» Instructions to follow:
Could you restate the entries word for word, without the images?

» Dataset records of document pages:
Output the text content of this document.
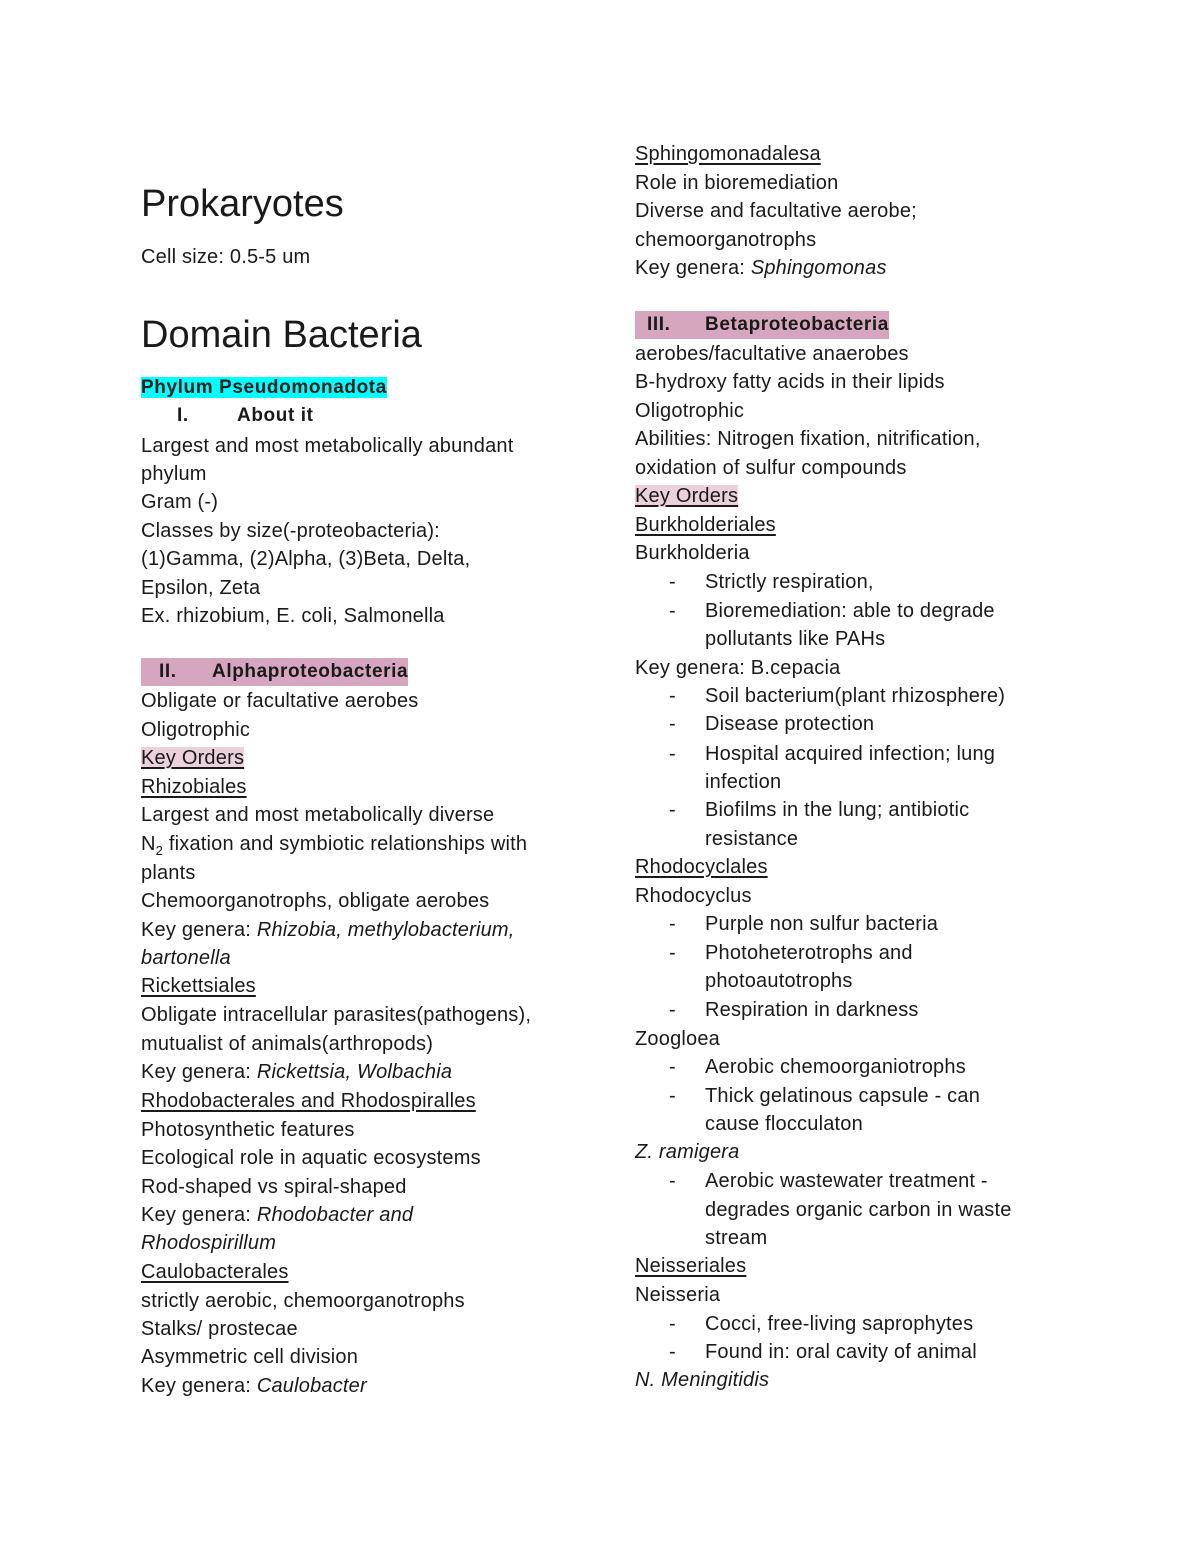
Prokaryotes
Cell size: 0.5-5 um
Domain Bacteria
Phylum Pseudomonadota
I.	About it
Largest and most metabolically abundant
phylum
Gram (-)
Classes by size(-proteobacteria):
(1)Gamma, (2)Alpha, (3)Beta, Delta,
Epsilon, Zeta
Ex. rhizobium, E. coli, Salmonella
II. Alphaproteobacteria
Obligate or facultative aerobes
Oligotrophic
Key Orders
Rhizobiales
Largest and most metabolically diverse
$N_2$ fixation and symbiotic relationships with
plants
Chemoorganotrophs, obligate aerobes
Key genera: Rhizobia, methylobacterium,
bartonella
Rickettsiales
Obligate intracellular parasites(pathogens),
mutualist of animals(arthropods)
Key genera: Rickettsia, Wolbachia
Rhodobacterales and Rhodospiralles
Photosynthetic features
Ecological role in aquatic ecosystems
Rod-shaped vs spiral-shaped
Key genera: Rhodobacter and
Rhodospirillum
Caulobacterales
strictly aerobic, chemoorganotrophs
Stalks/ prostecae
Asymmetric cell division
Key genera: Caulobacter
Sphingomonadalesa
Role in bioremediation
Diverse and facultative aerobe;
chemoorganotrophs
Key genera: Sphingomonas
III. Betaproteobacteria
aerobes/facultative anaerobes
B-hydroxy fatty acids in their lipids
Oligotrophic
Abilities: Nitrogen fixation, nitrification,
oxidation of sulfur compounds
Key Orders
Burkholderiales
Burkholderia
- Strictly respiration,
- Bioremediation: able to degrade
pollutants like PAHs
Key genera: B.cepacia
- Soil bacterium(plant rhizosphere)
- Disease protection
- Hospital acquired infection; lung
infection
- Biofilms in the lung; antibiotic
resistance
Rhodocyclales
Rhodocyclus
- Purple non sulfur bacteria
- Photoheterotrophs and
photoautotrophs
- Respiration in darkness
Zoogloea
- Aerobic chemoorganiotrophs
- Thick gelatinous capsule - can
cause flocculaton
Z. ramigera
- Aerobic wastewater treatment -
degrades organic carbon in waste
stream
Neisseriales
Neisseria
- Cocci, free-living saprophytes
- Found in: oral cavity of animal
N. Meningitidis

» Your solution:
Output the text content of this document.
Prokaryotes
Cell size: 0.5-5 um
Domain Bacteria
Phylum Pseudomonadota
I.	About it
Largest and most metabolically abundant
phylum
Gram (-)
Classes by size(-proteobacteria):
(1)Gamma, (2)Alpha, (3)Beta, Delta,
Epsilon, Zeta
Ex. rhizobium, E. coli, Salmonella
II. Alphaproteobacteria
Obligate or facultative aerobes
Oligotrophic
Key Orders
Rhizobiales
Largest and most metabolically diverse
$N_2$ fixation and symbiotic relationships with
plants
Chemoorganotrophs, obligate aerobes
Key genera: Rhizobia, methylobacterium,
bartonella
Rickettsiales
Obligate intracellular parasites(pathogens),
mutualist of animals(arthropods)
Key genera: Rickettsia, Wolbachia
Rhodobacterales and Rhodospiralles
Photosynthetic features
Ecological role in aquatic ecosystems
Rod-shaped vs spiral-shaped
Key genera: Rhodobacter and
Rhodospirillum
Caulobacterales
strictly aerobic, chemoorganotrophs
Stalks/ prostecae
Asymmetric cell division
Key genera: Caulobacter
Sphingomonadalesa
Role in bioremediation
Diverse and facultative aerobe;
chemoorganotrophs
Key genera: Sphingomonas
III. Betaproteobacteria
aerobes/facultative anaerobes
B-hydroxy fatty acids in their lipids
Oligotrophic
Abilities: Nitrogen fixation, nitrification,
oxidation of sulfur compounds
Key Orders
Burkholderiales
Burkholderia
- Strictly respiration,
- Bioremediation: able to degrade
pollutants like PAHs
Key genera: B.cepacia
- Soil bacterium(plant rhizosphere)
- Disease protection
- Hospital acquired infection; lung
infection
- Biofilms in the lung; antibiotic
resistance
Rhodocyclales
Rhodocyclus
- Purple non sulfur bacteria
- Photoheterotrophs and
photoautotrophs
- Respiration in darkness
Zoogloea
- Aerobic chemoorganiotrophs
- Thick gelatinous capsule - can
cause flocculaton
Z. ramigera
- Aerobic wastewater treatment -
degrades organic carbon in waste
stream
Neisseriales
Neisseria
- Cocci, free-living saprophytes
- Found in: oral cavity of animal
N. Meningitidis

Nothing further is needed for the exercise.